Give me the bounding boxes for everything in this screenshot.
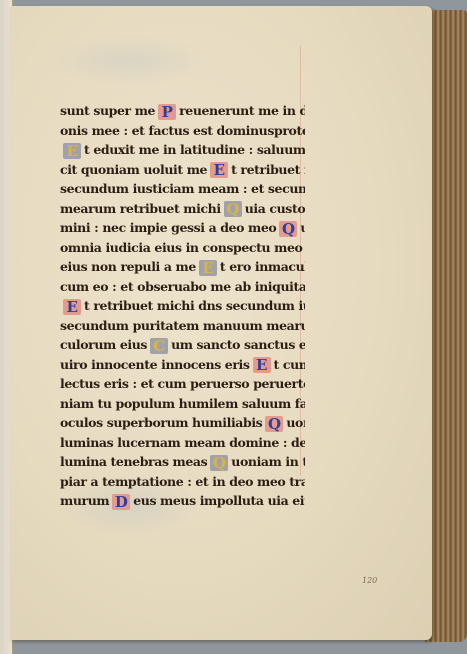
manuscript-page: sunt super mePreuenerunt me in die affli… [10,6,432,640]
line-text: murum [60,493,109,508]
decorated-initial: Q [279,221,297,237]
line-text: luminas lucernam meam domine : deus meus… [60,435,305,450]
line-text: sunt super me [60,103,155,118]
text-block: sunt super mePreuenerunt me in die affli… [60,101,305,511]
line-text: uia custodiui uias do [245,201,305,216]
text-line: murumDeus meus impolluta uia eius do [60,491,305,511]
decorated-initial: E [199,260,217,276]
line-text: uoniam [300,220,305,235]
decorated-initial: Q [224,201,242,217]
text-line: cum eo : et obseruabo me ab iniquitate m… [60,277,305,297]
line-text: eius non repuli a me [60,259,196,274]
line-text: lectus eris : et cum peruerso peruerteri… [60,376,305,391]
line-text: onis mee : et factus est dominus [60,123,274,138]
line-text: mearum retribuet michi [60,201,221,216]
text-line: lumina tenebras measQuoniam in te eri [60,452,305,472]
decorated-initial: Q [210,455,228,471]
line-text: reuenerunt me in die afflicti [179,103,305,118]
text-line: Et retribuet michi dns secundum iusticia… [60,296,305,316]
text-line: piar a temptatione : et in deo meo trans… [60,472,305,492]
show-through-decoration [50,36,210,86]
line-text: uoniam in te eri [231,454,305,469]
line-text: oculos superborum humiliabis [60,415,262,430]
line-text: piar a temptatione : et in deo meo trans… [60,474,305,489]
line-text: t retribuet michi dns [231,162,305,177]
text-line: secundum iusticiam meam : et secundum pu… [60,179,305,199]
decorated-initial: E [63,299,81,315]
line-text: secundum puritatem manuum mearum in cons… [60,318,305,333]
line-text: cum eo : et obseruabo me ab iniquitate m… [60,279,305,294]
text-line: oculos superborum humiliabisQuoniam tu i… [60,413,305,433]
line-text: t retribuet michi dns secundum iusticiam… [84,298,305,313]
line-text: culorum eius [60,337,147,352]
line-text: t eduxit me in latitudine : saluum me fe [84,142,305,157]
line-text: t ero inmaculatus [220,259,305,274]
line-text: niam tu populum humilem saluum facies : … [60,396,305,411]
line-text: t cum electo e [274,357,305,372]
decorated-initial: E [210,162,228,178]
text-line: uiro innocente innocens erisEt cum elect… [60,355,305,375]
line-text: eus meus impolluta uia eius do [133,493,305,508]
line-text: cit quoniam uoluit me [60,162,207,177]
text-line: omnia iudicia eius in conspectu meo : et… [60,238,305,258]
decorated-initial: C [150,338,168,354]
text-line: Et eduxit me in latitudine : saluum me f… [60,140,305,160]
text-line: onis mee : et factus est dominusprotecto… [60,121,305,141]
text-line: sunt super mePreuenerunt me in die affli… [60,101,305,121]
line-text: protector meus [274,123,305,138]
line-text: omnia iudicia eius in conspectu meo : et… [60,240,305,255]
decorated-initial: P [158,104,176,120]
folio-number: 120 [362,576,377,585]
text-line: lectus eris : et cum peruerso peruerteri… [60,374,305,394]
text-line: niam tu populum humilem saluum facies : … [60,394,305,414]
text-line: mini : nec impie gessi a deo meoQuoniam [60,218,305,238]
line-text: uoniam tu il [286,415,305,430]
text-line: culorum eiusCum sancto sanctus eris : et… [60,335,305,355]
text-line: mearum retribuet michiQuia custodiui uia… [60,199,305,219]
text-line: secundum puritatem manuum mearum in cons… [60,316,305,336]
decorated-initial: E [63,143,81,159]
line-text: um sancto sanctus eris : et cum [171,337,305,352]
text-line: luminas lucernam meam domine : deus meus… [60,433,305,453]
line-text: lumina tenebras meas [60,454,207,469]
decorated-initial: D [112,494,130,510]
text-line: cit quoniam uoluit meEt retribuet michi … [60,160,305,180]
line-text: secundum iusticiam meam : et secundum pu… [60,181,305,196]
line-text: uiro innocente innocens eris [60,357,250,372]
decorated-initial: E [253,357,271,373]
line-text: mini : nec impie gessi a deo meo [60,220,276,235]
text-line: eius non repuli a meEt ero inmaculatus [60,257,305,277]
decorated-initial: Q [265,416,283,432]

==

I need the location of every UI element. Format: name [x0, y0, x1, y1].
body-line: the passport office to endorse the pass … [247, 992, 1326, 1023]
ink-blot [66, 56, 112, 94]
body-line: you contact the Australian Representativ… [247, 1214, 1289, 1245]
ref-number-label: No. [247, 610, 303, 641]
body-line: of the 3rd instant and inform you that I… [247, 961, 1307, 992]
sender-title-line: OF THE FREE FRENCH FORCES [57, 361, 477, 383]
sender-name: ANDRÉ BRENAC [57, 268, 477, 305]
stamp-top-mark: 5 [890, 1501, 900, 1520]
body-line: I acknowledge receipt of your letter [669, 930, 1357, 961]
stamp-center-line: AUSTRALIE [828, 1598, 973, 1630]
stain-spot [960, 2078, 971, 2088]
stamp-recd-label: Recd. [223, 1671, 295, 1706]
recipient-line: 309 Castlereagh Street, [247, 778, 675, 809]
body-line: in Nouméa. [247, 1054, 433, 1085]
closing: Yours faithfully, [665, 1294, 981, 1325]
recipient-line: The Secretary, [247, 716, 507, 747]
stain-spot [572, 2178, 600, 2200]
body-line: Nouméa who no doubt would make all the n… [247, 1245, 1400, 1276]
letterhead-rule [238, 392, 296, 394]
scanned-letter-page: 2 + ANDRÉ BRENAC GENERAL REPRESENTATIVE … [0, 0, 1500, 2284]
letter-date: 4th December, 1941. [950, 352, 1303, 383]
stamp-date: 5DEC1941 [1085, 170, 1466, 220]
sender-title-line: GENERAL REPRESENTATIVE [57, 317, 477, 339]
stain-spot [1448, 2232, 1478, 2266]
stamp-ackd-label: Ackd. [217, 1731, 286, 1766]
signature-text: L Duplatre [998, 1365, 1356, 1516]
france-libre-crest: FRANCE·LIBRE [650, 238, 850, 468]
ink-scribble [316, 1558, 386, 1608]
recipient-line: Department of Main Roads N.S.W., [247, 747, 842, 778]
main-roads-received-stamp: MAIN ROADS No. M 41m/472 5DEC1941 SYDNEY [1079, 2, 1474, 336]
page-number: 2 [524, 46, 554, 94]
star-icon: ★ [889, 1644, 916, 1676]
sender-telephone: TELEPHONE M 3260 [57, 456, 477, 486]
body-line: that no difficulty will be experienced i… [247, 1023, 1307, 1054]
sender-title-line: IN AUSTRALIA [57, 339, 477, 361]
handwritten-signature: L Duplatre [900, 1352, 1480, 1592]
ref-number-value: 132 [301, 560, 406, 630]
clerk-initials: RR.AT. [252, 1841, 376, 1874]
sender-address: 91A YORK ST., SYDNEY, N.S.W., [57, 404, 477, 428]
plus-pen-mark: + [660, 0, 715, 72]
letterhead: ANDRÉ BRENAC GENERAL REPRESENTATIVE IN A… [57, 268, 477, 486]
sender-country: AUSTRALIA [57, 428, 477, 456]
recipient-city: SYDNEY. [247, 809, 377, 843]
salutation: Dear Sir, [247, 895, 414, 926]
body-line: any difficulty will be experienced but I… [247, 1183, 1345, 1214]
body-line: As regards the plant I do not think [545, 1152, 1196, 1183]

--

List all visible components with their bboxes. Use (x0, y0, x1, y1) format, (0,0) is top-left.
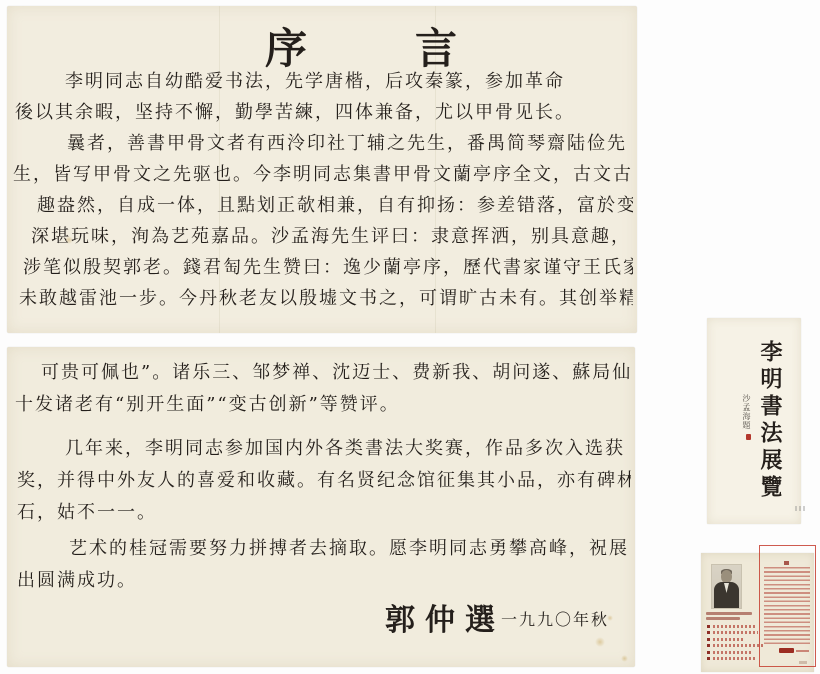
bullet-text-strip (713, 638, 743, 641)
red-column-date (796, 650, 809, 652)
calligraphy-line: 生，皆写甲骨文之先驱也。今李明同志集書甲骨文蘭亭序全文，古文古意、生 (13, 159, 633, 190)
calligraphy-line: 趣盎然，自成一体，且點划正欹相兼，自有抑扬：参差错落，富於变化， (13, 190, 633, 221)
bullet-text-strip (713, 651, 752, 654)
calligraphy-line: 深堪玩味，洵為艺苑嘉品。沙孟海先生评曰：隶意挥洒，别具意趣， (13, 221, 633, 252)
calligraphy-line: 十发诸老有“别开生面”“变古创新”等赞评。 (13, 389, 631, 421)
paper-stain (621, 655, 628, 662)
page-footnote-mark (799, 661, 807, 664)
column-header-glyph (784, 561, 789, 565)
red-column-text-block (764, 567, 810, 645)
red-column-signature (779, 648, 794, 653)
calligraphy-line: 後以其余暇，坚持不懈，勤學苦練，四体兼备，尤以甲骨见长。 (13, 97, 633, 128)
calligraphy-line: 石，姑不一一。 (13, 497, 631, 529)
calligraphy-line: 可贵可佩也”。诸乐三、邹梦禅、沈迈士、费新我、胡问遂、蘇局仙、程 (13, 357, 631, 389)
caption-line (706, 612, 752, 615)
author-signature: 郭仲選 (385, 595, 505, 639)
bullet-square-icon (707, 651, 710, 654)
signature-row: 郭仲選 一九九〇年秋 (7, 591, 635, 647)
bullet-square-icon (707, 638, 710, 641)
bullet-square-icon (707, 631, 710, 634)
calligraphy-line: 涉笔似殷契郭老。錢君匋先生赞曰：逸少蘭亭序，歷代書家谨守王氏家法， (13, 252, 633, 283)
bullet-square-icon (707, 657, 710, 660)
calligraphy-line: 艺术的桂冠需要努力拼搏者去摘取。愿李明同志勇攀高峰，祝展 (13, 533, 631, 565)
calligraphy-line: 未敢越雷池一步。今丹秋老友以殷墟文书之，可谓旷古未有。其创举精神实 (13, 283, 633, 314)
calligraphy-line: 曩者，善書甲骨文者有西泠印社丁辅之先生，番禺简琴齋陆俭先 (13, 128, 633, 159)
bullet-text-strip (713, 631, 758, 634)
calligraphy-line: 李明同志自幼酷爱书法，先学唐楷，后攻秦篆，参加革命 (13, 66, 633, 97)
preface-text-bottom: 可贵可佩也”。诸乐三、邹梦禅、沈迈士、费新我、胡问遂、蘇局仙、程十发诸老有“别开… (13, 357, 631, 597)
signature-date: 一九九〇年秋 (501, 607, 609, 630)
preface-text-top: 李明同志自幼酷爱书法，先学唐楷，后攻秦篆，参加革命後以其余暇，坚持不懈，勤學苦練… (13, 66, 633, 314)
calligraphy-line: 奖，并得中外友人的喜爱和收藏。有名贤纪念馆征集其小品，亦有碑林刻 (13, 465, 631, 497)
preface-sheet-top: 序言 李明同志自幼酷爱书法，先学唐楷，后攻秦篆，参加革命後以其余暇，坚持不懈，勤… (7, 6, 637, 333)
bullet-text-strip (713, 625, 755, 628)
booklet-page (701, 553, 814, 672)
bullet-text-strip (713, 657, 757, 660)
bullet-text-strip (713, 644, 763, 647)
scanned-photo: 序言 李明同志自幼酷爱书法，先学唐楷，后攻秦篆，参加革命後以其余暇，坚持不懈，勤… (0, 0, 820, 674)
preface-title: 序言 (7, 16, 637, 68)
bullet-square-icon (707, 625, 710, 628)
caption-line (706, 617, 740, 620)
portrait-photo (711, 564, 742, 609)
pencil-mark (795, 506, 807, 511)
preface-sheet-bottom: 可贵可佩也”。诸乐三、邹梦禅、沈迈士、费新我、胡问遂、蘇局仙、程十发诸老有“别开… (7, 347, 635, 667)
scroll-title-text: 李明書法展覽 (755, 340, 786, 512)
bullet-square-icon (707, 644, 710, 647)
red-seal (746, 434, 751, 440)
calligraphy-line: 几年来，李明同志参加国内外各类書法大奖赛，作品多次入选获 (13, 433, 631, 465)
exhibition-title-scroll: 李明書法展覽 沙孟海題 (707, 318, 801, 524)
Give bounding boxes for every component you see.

### [Set task]
Copy everything from the line with "bullet-text-strip (713, 638, 743, 641)" down to the line with "bullet-square-icon (707, 657, 710, 660)", putting "ink-smudge" in place of "paper-stain" and keeping the rest the same. Give only those lines.

### [Reply]
bullet-text-strip (713, 638, 743, 641)
red-column-date (796, 650, 809, 652)
calligraphy-line: 生，皆写甲骨文之先驱也。今李明同志集書甲骨文蘭亭序全文，古文古意、生 (13, 159, 633, 190)
calligraphy-line: 趣盎然，自成一体，且點划正欹相兼，自有抑扬：参差错落，富於变化， (13, 190, 633, 221)
bullet-text-strip (713, 651, 752, 654)
calligraphy-line: 深堪玩味，洵為艺苑嘉品。沙孟海先生评曰：隶意挥洒，别具意趣， (13, 221, 633, 252)
calligraphy-line: 十发诸老有“别开生面”“变古创新”等赞评。 (13, 389, 631, 421)
ink-smudge (621, 655, 628, 662)
page-footnote-mark (799, 661, 807, 664)
column-header-glyph (784, 561, 789, 565)
red-column-text-block (764, 567, 810, 645)
red-column-signature (779, 648, 794, 653)
calligraphy-line: 後以其余暇，坚持不懈，勤學苦練，四体兼备，尤以甲骨见长。 (13, 97, 633, 128)
calligraphy-line: 石，姑不一一。 (13, 497, 631, 529)
calligraphy-line: 可贵可佩也”。诸乐三、邹梦禅、沈迈士、费新我、胡问遂、蘇局仙、程 (13, 357, 631, 389)
caption-line (706, 612, 752, 615)
author-signature: 郭仲選 (385, 595, 505, 639)
bullet-square-icon (707, 651, 710, 654)
signature-row: 郭仲選 一九九〇年秋 (7, 591, 635, 647)
bullet-square-icon (707, 638, 710, 641)
bullet-square-icon (707, 631, 710, 634)
calligraphy-line: 涉笔似殷契郭老。錢君匋先生赞曰：逸少蘭亭序，歷代書家谨守王氏家法， (13, 252, 633, 283)
bullet-square-icon (707, 657, 710, 660)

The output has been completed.